** What is being asked **
Find how many lines of the listing include the string "title", and report only that figure.

## Begin Data shown

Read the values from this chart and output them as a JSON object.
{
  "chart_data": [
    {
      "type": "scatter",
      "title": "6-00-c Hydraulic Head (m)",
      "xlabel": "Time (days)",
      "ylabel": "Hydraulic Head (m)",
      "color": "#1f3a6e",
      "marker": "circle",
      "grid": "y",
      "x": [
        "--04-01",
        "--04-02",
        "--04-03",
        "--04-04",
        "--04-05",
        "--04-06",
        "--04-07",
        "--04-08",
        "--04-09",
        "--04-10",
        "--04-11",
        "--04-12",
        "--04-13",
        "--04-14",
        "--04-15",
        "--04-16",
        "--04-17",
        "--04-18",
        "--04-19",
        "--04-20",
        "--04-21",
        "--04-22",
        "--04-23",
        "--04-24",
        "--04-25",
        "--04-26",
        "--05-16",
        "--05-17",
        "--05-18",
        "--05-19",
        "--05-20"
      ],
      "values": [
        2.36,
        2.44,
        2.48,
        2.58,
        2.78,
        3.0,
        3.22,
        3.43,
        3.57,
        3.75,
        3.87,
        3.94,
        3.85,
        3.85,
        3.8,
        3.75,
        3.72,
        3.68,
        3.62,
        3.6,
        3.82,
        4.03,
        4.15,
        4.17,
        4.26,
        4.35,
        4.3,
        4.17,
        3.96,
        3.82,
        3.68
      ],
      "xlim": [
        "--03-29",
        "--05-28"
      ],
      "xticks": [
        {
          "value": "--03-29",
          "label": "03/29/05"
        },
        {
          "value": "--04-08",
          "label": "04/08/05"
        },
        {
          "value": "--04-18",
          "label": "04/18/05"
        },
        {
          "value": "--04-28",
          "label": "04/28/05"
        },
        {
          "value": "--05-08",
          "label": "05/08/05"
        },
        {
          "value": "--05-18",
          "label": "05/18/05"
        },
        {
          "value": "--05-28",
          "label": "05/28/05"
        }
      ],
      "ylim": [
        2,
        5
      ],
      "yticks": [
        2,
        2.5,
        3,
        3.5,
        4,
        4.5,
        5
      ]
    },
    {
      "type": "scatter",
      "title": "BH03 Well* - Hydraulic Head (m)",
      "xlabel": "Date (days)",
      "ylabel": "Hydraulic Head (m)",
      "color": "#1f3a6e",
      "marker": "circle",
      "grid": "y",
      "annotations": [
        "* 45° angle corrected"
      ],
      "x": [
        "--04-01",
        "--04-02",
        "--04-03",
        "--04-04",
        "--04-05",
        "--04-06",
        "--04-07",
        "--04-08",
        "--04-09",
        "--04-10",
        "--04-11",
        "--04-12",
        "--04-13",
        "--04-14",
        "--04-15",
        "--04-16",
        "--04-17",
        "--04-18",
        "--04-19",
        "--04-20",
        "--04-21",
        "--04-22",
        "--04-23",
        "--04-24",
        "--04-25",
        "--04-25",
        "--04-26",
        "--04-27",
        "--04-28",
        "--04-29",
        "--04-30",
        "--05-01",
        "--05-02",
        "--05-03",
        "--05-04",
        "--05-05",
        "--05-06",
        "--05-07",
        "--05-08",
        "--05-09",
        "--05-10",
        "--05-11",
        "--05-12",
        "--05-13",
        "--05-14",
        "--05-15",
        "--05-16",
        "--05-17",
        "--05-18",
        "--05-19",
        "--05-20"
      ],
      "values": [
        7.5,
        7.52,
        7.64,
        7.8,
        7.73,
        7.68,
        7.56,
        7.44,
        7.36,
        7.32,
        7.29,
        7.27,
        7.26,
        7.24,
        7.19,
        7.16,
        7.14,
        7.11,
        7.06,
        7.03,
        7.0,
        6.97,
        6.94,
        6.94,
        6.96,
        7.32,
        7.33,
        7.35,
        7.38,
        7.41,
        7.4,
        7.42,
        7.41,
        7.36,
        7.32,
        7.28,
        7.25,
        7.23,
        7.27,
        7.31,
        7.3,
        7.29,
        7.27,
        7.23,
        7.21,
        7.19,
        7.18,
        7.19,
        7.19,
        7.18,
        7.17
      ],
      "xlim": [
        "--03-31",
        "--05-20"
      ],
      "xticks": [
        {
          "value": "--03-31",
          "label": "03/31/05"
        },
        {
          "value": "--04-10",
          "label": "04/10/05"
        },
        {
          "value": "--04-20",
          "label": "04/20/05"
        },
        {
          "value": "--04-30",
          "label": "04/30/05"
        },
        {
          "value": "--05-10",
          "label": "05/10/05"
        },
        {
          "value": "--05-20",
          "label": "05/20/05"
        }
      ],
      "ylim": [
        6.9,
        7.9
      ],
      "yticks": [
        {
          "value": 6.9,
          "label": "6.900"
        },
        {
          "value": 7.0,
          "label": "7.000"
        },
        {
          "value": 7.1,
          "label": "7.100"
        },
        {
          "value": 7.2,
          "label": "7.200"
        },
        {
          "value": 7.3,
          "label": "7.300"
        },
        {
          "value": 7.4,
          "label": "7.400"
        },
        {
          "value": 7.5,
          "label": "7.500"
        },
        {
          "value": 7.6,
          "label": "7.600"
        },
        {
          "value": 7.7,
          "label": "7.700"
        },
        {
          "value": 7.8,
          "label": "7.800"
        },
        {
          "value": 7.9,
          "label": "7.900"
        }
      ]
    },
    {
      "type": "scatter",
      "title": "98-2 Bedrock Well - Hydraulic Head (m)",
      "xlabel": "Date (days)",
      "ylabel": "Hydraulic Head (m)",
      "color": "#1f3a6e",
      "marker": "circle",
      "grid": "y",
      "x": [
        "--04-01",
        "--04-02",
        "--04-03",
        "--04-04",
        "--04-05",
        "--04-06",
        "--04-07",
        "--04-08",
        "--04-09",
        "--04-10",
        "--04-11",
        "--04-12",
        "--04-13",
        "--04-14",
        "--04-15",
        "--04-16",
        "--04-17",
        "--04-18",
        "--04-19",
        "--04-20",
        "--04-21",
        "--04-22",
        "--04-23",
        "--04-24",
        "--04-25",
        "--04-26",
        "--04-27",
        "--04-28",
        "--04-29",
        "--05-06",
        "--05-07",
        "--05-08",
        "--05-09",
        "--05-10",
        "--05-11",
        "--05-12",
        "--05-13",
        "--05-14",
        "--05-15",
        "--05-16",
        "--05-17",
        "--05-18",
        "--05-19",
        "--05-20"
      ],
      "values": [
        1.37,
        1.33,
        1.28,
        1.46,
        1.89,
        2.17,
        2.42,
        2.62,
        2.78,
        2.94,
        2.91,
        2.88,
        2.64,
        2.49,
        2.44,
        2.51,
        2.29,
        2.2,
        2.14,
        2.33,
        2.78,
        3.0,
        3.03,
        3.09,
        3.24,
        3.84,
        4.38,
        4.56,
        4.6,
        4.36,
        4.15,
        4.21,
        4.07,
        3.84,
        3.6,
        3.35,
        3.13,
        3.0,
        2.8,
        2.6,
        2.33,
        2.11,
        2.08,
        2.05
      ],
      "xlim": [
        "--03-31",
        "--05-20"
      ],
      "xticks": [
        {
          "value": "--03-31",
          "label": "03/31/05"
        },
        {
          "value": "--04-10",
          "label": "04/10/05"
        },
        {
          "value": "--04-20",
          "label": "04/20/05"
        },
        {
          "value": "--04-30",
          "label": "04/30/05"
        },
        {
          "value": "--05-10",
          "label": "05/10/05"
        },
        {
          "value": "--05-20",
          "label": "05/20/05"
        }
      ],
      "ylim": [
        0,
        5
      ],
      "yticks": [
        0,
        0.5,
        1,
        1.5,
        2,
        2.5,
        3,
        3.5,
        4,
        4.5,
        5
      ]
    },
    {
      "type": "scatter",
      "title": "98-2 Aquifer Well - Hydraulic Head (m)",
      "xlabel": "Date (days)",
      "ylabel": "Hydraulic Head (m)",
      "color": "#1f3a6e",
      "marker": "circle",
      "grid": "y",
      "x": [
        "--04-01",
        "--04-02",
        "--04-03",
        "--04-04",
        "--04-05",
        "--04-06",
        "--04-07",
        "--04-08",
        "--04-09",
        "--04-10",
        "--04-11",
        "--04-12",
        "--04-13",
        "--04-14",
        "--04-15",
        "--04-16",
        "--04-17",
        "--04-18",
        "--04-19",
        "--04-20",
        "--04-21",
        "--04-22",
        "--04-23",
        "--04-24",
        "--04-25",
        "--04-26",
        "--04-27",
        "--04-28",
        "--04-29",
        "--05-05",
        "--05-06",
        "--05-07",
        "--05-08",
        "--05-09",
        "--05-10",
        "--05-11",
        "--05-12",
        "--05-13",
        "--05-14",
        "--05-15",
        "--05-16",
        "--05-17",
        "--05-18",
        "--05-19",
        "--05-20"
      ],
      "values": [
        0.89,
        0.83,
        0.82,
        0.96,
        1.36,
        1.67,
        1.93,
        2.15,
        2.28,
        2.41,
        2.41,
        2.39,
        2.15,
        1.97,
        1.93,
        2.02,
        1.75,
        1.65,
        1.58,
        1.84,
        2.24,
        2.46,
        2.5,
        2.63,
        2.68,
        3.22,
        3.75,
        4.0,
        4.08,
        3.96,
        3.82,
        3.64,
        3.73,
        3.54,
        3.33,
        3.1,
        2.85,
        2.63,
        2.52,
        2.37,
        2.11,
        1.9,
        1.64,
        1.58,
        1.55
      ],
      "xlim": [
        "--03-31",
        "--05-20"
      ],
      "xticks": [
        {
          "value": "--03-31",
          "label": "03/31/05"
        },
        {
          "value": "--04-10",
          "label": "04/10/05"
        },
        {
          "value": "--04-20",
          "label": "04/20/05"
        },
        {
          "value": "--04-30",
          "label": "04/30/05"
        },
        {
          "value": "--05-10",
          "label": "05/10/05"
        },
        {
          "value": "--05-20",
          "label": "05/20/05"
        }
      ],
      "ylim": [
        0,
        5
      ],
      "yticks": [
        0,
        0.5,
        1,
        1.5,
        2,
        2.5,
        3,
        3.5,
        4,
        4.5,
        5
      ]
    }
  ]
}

## End Data shown

** Output for this exercise **
4